[Element and region data]
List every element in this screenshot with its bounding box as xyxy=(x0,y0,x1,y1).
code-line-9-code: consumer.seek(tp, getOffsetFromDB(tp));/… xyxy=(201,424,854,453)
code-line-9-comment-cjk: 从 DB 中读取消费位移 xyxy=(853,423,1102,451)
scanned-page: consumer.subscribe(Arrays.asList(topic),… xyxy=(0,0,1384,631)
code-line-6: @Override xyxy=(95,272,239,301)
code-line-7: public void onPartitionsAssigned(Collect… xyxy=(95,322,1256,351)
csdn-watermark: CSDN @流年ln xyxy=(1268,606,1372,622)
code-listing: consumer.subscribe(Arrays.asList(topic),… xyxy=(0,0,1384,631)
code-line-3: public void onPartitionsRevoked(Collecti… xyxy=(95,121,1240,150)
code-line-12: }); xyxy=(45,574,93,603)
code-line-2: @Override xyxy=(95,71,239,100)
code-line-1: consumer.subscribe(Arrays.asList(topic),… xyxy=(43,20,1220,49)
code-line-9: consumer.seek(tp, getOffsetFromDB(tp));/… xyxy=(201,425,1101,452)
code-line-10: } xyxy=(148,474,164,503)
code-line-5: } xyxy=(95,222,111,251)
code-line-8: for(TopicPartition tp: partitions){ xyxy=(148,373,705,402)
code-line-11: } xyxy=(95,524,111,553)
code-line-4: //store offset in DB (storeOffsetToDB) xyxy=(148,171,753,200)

## Directive
Update the material by replacing each occurrence of "code-line" with "source-line", and keep every other character the same.

## Result of the exercise
List every element in this screenshot with its bounding box as xyxy=(x0,y0,x1,y1).
source-line-9-code: consumer.seek(tp, getOffsetFromDB(tp));/… xyxy=(201,424,854,453)
source-line-9-comment-cjk: 从 DB 中读取消费位移 xyxy=(853,423,1102,451)
scanned-page: consumer.subscribe(Arrays.asList(topic),… xyxy=(0,0,1384,631)
source-line-6: @Override xyxy=(95,272,239,301)
source-line-7: public void onPartitionsAssigned(Collect… xyxy=(95,322,1256,351)
csdn-watermark: CSDN @流年ln xyxy=(1268,606,1372,622)
code-listing: consumer.subscribe(Arrays.asList(topic),… xyxy=(0,0,1384,631)
source-line-3: public void onPartitionsRevoked(Collecti… xyxy=(95,121,1240,150)
source-line-12: }); xyxy=(45,574,93,603)
source-line-2: @Override xyxy=(95,71,239,100)
source-line-1: consumer.subscribe(Arrays.asList(topic),… xyxy=(43,20,1220,49)
source-line-9: consumer.seek(tp, getOffsetFromDB(tp));/… xyxy=(201,425,1101,452)
source-line-10: } xyxy=(148,474,164,503)
source-line-5: } xyxy=(95,222,111,251)
source-line-8: for(TopicPartition tp: partitions){ xyxy=(148,373,705,402)
source-line-11: } xyxy=(95,524,111,553)
source-line-4: //store offset in DB (storeOffsetToDB) xyxy=(148,171,753,200)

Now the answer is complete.